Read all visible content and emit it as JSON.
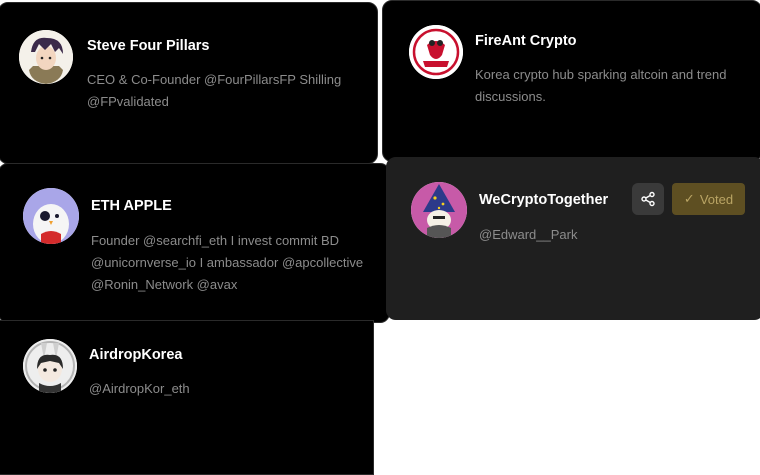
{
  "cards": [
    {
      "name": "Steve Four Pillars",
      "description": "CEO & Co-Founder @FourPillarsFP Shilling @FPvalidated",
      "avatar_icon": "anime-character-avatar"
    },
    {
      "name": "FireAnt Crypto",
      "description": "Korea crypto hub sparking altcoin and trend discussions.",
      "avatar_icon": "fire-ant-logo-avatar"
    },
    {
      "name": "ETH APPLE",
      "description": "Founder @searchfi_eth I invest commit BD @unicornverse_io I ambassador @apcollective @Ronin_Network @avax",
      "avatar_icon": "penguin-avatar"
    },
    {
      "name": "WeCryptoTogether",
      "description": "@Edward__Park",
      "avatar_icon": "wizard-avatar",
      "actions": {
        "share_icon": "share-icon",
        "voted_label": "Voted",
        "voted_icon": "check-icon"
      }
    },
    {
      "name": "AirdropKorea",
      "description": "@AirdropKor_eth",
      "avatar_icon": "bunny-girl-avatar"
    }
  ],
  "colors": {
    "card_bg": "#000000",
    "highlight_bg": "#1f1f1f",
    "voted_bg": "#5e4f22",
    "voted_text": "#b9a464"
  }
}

...

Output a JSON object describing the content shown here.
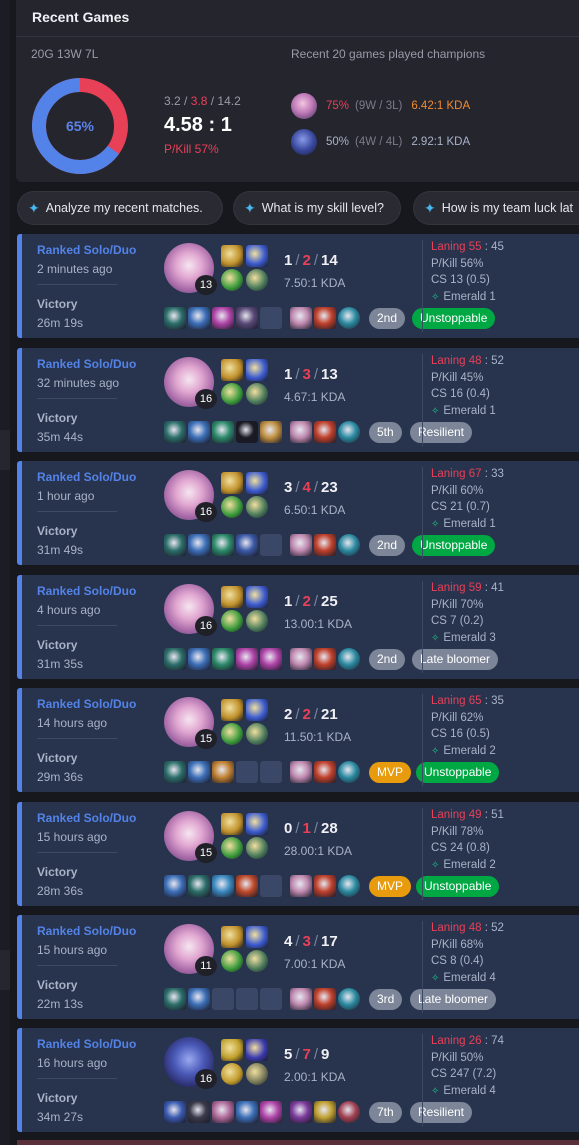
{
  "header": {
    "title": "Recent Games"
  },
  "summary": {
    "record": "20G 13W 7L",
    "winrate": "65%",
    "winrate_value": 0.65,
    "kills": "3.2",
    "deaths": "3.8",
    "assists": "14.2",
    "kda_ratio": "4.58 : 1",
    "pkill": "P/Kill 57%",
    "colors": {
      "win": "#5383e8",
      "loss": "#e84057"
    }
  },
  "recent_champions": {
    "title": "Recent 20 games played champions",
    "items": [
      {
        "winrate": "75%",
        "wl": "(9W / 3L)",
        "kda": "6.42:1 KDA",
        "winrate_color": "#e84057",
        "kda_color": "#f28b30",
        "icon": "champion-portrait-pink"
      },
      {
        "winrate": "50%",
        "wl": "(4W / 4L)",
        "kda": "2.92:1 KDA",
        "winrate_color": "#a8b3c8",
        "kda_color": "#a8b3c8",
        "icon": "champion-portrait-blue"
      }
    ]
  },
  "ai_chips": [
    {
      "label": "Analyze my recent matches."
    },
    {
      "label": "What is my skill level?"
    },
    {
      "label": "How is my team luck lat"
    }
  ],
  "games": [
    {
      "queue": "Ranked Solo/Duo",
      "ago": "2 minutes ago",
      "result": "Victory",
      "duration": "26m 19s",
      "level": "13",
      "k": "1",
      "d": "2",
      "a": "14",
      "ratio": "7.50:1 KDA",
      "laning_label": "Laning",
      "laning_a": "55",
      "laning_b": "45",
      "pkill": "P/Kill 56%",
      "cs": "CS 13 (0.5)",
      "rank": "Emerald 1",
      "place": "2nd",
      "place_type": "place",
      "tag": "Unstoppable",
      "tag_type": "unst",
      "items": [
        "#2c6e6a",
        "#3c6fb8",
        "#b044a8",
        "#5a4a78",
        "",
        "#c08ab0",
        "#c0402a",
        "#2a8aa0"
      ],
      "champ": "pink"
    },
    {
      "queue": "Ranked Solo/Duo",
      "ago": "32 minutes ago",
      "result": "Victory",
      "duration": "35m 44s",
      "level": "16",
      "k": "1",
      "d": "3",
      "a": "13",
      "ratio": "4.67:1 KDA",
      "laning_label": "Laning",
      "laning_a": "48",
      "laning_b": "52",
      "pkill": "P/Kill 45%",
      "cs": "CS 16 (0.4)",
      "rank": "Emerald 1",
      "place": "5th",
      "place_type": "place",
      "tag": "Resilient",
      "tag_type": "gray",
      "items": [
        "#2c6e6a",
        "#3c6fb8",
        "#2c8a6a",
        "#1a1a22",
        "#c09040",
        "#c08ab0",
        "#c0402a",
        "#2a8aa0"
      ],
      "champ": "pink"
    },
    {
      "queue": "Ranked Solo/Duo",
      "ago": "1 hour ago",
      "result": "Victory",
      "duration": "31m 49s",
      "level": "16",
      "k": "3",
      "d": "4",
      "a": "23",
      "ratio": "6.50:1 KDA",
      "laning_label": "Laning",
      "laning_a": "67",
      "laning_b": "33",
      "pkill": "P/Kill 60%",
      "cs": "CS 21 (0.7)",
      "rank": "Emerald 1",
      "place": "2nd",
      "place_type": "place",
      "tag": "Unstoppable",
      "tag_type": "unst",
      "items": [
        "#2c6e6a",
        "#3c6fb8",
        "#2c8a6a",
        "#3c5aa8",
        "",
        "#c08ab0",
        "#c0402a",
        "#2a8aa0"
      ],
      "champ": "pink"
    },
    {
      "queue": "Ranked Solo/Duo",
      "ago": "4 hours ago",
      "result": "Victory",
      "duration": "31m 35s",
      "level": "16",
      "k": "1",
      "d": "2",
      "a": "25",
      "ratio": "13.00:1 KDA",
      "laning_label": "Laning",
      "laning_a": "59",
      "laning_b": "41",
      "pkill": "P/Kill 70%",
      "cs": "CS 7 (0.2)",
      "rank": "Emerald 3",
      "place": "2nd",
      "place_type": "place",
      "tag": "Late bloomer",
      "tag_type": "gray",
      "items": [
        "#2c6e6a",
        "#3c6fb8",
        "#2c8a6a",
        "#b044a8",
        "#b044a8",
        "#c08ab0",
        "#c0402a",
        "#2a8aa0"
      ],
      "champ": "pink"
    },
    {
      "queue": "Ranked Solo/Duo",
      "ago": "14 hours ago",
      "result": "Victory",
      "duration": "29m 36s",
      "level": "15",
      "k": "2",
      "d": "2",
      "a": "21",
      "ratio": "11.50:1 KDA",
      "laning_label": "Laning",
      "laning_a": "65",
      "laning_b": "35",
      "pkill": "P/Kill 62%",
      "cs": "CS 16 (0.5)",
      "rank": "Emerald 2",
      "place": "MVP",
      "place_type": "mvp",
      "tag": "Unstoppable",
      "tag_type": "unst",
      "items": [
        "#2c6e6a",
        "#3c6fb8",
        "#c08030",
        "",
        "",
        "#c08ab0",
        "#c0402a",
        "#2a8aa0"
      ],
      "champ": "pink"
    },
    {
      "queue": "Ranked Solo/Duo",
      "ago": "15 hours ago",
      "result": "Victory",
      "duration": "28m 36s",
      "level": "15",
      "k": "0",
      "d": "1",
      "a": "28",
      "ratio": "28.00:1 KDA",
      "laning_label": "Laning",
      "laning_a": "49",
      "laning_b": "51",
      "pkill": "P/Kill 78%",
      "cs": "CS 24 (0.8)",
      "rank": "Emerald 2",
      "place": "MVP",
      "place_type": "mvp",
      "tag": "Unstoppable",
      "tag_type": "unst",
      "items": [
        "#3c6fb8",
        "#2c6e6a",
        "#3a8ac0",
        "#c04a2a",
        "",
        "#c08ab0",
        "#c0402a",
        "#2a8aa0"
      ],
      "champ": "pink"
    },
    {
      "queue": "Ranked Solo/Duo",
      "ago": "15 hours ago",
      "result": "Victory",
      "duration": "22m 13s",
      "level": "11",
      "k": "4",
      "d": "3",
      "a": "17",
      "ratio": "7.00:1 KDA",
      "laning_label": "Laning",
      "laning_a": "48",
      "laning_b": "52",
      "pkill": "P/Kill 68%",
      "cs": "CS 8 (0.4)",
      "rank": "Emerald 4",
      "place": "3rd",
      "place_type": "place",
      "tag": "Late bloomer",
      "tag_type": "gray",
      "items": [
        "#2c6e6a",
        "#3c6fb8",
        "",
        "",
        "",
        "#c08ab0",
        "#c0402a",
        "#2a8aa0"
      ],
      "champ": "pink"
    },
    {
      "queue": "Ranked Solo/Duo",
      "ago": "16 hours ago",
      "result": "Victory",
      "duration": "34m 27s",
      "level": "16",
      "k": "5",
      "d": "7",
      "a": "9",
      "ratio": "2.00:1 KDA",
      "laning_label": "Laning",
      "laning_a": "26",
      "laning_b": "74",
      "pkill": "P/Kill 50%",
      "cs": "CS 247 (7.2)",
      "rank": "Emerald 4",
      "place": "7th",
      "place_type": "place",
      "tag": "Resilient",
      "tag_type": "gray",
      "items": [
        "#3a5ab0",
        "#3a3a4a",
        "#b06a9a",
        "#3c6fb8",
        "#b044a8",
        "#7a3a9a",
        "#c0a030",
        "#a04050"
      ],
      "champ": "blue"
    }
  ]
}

◆ Work instructions
For the string "portrait", count the lines of the entries above that include it; answer with the number only.

◆ Task output
2